TO BE DONE: List each line holding the string "this".

Dataset listings of figures:
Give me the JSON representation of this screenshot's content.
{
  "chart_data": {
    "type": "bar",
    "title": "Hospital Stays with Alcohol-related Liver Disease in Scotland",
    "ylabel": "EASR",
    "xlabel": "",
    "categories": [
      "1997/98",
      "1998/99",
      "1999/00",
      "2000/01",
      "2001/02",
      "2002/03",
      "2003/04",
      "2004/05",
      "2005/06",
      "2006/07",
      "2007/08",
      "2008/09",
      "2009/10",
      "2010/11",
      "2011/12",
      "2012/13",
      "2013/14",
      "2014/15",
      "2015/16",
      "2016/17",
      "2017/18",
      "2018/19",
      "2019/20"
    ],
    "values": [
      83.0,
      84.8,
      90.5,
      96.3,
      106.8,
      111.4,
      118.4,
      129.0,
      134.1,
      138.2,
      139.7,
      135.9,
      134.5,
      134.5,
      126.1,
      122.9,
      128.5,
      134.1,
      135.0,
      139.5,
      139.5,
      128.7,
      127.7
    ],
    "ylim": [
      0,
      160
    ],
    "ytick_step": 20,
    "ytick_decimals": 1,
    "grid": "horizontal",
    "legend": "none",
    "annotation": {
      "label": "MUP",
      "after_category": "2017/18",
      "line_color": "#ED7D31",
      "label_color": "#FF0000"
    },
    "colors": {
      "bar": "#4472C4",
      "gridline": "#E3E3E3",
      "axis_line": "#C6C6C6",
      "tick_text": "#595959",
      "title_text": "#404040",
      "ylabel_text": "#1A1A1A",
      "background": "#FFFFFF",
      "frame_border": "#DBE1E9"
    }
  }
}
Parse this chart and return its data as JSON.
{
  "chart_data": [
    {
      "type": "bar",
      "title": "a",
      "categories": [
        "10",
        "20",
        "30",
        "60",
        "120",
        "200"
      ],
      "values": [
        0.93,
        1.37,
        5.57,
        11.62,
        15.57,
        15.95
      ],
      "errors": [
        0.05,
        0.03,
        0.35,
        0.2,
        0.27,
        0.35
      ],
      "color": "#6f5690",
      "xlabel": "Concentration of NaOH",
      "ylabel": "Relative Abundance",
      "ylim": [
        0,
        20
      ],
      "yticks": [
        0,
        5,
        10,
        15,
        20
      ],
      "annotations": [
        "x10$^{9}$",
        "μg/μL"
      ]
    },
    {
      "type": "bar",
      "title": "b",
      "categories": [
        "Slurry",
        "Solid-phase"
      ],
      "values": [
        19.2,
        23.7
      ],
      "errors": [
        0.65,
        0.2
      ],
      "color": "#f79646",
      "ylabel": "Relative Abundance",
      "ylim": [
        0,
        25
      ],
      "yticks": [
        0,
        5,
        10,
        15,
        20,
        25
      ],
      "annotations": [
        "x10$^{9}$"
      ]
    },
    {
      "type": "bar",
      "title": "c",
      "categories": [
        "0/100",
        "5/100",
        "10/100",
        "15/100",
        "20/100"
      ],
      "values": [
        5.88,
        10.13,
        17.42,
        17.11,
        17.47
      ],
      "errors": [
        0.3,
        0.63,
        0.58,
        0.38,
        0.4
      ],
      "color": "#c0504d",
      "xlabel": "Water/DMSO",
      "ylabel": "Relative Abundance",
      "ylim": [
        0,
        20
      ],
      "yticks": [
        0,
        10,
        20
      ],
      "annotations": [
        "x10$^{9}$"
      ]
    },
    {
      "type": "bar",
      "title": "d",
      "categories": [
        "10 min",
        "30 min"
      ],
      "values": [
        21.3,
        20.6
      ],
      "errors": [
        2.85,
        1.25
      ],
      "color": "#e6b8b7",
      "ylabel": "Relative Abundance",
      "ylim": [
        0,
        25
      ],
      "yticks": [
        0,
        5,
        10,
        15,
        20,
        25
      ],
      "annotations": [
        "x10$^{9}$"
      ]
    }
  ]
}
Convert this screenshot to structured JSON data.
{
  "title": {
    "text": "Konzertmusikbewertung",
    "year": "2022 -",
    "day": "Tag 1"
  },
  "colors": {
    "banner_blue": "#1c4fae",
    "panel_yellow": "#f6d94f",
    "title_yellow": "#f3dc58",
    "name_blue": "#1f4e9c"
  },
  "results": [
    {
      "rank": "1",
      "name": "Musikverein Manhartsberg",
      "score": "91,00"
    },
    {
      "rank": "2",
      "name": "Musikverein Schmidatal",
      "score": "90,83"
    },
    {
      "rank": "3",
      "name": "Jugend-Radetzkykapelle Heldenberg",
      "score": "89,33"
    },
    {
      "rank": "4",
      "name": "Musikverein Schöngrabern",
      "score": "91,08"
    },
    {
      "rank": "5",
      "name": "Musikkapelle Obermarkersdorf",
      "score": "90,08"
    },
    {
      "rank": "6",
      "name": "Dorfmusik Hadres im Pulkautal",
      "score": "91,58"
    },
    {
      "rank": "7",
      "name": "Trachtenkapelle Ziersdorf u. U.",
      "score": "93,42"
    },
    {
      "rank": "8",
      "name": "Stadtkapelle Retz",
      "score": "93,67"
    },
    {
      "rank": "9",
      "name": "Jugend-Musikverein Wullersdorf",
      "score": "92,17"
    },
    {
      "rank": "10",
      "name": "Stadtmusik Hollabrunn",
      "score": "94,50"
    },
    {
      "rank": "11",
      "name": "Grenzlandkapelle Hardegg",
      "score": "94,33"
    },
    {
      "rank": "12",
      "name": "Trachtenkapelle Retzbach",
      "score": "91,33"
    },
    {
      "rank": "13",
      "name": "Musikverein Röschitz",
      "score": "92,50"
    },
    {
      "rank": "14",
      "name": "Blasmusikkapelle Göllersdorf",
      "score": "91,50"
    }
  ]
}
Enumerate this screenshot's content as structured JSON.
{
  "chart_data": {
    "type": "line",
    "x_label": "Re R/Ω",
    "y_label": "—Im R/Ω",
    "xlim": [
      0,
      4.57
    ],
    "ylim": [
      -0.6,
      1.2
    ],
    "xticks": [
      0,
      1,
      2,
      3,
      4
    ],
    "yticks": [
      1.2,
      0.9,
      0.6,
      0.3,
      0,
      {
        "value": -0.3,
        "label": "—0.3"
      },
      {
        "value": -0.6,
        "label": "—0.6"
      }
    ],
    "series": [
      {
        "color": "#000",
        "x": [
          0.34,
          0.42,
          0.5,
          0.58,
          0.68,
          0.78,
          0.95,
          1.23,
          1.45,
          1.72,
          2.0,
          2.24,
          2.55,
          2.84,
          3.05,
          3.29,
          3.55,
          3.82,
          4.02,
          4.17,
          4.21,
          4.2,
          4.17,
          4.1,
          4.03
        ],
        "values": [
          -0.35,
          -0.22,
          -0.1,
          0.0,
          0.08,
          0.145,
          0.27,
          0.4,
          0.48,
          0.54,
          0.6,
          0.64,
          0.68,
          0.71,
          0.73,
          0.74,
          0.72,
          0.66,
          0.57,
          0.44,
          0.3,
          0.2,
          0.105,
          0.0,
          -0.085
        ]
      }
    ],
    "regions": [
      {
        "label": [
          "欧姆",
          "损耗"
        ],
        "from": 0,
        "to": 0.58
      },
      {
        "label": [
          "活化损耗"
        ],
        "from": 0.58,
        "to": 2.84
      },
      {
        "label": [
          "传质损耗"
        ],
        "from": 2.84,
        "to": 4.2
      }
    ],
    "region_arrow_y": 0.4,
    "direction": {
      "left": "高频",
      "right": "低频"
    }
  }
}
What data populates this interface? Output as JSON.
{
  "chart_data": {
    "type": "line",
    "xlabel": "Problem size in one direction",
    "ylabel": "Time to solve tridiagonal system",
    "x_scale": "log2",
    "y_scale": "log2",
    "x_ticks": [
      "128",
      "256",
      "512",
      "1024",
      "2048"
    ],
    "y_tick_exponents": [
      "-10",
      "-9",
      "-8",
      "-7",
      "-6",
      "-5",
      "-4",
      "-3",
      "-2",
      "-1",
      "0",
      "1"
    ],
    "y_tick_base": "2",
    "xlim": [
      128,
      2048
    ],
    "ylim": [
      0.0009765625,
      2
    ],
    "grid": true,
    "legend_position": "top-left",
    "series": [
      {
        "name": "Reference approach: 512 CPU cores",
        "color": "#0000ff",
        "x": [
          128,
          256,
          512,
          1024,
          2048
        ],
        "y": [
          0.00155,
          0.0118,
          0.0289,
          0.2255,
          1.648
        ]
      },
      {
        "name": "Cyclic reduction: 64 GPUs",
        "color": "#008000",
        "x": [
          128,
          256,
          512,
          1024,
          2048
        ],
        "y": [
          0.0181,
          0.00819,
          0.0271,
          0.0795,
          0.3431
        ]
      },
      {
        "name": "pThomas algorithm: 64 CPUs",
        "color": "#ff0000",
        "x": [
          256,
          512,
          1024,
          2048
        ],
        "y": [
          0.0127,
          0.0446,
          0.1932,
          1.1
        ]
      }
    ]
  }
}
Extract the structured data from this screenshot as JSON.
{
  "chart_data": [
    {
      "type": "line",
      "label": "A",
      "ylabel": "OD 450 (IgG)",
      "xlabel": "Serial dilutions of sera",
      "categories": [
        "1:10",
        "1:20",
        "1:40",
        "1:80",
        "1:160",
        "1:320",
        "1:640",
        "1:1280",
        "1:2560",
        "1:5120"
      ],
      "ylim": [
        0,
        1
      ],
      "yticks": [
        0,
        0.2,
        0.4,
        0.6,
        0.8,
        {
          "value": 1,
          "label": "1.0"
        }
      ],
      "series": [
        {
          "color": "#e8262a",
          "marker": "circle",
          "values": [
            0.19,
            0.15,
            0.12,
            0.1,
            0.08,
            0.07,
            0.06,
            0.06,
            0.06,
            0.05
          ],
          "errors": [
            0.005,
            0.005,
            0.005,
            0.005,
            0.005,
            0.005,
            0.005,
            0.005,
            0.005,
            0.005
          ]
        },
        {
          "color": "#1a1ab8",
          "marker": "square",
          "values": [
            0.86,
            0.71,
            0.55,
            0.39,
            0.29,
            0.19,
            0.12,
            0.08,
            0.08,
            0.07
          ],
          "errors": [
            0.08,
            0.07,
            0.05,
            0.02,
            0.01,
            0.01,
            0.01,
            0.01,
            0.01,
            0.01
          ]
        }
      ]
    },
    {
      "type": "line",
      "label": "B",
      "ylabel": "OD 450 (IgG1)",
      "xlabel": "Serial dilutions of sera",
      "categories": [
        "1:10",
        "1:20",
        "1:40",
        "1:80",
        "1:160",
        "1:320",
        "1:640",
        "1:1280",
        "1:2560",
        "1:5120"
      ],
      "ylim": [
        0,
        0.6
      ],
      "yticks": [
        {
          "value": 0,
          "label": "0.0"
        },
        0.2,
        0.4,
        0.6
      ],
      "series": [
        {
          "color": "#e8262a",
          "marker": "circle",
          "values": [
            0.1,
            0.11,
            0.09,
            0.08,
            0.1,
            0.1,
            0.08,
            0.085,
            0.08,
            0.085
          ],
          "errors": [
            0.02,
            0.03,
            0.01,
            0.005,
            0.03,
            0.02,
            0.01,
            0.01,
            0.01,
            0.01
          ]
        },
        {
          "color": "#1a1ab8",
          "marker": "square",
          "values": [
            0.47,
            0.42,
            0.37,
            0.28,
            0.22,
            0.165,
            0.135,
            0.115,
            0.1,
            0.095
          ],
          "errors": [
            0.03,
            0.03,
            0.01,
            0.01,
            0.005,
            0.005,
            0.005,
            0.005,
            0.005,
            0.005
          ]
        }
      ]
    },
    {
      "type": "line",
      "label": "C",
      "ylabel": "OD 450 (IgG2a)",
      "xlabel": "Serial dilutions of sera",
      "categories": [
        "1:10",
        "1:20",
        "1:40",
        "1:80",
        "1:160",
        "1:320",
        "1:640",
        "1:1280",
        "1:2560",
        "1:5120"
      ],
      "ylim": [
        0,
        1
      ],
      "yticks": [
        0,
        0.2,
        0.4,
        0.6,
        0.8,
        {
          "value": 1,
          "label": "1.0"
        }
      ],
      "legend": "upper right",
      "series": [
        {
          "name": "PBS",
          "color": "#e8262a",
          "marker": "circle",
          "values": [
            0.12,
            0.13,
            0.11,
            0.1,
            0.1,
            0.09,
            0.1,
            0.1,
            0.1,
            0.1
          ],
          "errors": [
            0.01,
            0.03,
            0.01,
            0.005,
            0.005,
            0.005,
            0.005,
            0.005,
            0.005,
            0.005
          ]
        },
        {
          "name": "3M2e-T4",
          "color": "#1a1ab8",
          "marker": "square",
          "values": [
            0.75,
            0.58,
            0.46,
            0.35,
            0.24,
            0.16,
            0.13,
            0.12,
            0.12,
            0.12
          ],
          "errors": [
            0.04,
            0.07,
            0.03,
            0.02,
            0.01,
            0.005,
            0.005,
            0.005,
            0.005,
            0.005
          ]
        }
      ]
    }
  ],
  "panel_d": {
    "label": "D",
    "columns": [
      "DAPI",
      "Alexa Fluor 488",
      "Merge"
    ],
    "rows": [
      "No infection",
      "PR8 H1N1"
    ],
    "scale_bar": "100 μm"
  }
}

ANSWER BELOW:
Give me the JSON representation of this screenshot's content.
Parse this chart and return its data as JSON.
Convert this screenshot to structured JSON data.
Enumerate this screenshot's content as structured JSON.
What data populates this interface? Output as JSON.
Extract the structured data from this screenshot as JSON.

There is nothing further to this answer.